### [Data section]
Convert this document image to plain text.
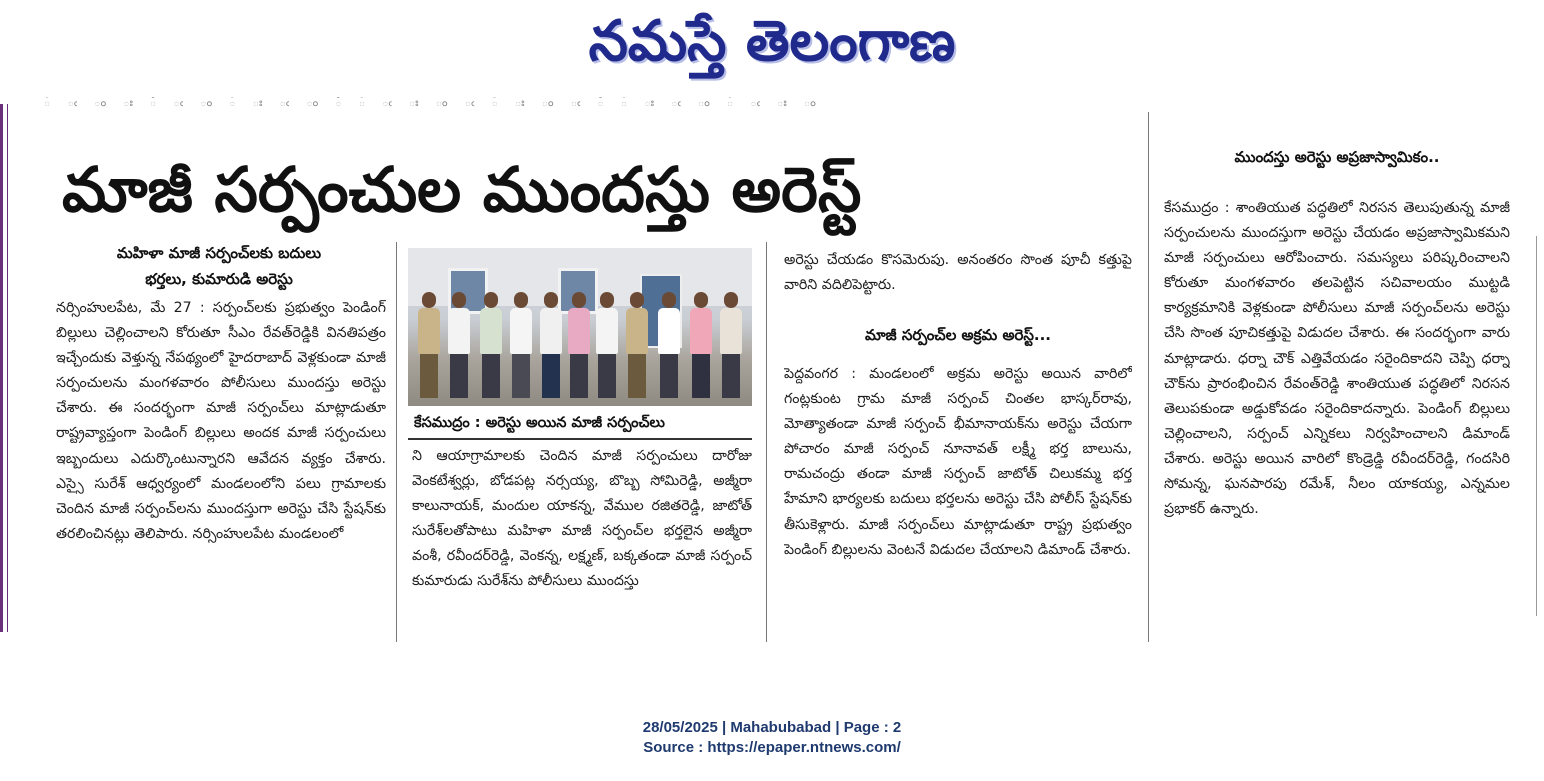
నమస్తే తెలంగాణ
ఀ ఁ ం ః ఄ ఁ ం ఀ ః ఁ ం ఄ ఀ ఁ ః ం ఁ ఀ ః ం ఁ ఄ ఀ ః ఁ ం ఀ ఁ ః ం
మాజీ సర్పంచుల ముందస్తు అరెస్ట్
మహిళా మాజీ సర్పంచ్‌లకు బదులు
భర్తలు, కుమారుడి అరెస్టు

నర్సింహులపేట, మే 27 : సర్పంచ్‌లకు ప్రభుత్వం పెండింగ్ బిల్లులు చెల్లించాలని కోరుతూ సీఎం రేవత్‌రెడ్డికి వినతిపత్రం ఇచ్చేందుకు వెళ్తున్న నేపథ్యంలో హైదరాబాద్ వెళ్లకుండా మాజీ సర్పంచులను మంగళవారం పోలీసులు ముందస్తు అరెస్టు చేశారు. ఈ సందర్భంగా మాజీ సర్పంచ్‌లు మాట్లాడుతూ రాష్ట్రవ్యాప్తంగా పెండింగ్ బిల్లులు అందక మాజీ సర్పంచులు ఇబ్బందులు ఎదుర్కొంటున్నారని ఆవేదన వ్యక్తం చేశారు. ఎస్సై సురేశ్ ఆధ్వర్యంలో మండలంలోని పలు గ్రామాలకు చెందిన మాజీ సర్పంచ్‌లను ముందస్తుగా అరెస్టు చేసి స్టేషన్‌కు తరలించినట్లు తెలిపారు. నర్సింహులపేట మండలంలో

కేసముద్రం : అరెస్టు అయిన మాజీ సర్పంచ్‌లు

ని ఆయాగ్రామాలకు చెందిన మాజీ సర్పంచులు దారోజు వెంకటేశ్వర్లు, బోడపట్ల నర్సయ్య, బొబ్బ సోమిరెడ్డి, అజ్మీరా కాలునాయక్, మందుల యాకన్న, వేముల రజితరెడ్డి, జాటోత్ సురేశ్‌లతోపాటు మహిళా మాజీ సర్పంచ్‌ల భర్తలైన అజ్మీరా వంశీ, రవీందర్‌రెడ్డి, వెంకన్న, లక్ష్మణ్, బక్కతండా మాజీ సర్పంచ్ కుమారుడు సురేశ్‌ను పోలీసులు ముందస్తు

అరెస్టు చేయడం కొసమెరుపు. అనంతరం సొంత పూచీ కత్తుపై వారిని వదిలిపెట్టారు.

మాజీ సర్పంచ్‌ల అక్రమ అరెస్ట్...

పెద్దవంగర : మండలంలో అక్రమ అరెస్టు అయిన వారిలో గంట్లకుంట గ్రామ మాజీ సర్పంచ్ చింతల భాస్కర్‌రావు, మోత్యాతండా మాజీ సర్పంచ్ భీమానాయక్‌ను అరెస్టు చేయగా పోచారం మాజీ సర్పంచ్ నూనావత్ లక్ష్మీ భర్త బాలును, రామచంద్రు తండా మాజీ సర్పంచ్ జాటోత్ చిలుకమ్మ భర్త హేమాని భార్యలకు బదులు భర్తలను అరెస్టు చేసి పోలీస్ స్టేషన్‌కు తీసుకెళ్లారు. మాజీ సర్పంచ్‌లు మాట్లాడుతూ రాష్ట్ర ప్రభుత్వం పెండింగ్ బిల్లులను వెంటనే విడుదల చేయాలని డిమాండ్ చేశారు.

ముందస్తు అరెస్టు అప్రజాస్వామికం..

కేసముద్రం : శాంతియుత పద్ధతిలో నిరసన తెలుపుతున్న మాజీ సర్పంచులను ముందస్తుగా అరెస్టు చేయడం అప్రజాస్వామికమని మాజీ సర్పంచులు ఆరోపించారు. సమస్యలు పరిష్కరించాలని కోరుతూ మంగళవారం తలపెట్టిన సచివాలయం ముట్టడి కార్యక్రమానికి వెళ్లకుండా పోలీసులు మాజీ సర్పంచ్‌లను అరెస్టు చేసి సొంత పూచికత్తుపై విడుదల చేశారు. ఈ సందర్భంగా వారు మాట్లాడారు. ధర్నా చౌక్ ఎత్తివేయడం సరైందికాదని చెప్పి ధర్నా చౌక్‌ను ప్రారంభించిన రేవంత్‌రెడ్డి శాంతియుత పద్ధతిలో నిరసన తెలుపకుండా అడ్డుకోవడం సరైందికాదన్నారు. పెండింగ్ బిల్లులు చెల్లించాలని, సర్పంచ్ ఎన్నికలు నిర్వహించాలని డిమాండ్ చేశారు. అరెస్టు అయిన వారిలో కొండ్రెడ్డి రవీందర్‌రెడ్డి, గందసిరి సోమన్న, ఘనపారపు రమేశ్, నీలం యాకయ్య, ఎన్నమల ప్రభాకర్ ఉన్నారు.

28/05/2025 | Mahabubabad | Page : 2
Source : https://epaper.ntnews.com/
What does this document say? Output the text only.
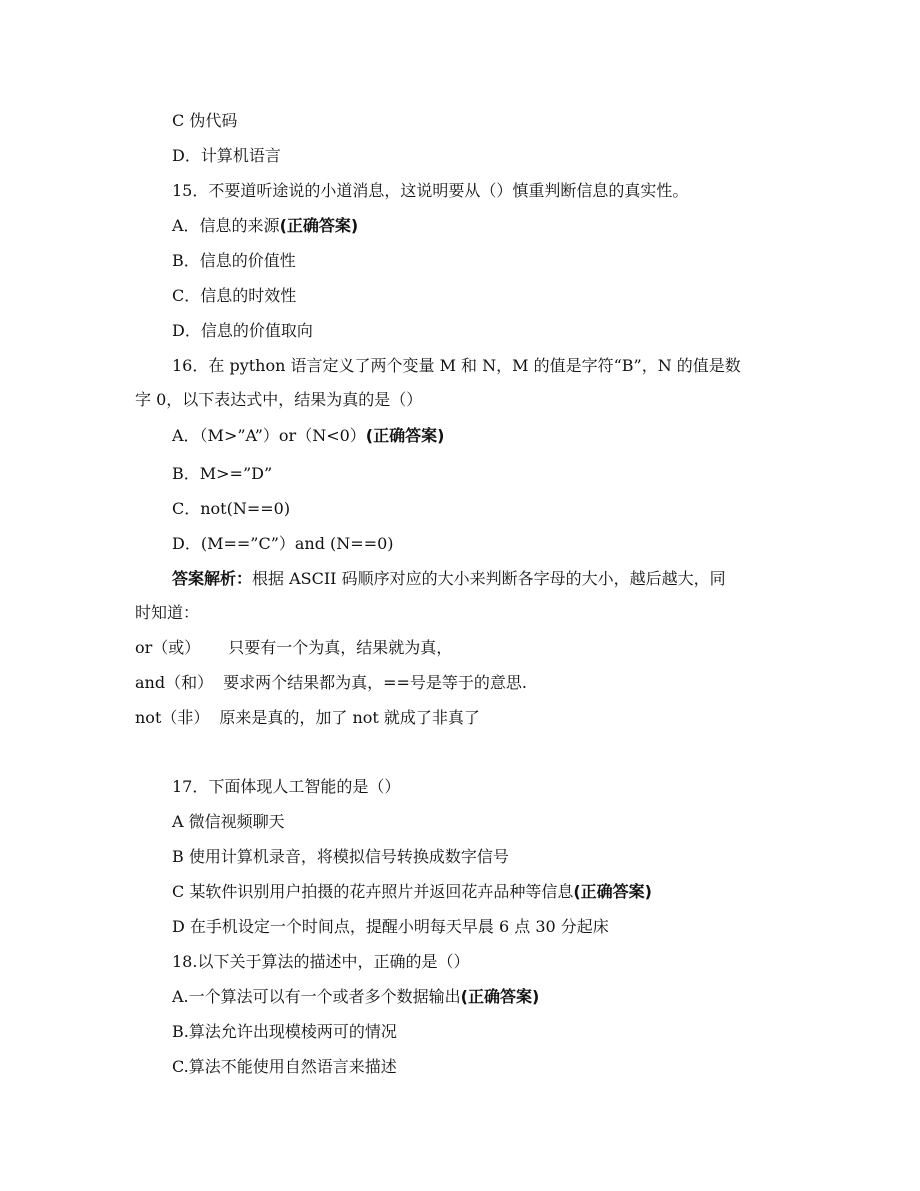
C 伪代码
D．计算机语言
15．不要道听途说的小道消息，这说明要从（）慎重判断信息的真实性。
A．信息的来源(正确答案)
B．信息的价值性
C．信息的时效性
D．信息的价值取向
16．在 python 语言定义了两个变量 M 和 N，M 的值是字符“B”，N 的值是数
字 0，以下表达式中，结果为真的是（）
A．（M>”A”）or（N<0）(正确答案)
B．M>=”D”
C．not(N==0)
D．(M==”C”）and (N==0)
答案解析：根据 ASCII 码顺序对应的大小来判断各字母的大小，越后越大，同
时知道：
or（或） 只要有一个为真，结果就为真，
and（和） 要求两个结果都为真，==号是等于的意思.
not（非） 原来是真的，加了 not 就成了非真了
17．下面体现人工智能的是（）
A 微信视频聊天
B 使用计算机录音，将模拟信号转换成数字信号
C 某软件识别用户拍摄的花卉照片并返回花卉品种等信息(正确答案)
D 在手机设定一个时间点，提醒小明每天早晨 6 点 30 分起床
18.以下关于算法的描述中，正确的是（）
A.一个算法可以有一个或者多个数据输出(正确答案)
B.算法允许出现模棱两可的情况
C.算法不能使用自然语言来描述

### [Directive]
Select all lines with the word "正确答案" from the entries above.

### [Task result]
A．信息的来源(正确答案)
A．（M>”A”）or（N<0）(正确答案)
C 某软件识别用户拍摄的花卉照片并返回花卉品种等信息(正确答案)
A.一个算法可以有一个或者多个数据输出(正确答案)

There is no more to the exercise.